## WORK TO BE COMPLETED
An exact copy of every entry is needed, without the pictures.

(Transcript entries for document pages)
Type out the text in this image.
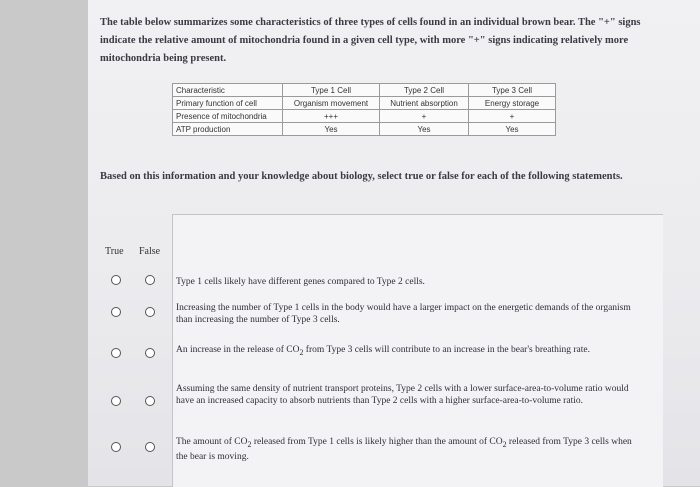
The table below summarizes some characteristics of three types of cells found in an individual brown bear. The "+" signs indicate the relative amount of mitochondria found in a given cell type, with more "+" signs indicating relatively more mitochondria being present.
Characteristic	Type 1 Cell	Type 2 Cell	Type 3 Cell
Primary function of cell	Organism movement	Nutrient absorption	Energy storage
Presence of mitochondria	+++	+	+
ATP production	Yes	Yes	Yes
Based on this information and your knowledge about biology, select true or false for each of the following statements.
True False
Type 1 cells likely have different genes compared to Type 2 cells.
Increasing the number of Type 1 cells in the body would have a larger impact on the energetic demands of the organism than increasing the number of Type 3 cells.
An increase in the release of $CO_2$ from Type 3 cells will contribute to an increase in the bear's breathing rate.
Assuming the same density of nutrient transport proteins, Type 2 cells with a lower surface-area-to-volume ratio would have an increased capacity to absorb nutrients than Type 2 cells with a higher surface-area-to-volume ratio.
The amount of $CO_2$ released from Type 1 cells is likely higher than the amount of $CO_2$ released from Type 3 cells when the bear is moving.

## RESPONSE TO THE EXERCISE
Type out the text in this image.
The table below summarizes some characteristics of three types of cells found in an individual brown bear. The "+" signs indicate the relative amount of mitochondria found in a given cell type, with more "+" signs indicating relatively more mitochondria being present.
Characteristic	Type 1 Cell	Type 2 Cell	Type 3 Cell
Primary function of cell	Organism movement	Nutrient absorption	Energy storage
Presence of mitochondria	+++	+	+
ATP production	Yes	Yes	Yes
Based on this information and your knowledge about biology, select true or false for each of the following statements.
True False
Type 1 cells likely have different genes compared to Type 2 cells.
Increasing the number of Type 1 cells in the body would have a larger impact on the energetic demands of the organism than increasing the number of Type 3 cells.
An increase in the release of $CO_2$ from Type 3 cells will contribute to an increase in the bear's breathing rate.
Assuming the same density of nutrient transport proteins, Type 2 cells with a lower surface-area-to-volume ratio would have an increased capacity to absorb nutrients than Type 2 cells with a higher surface-area-to-volume ratio.
The amount of $CO_2$ released from Type 1 cells is likely higher than the amount of $CO_2$ released from Type 3 cells when the bear is moving.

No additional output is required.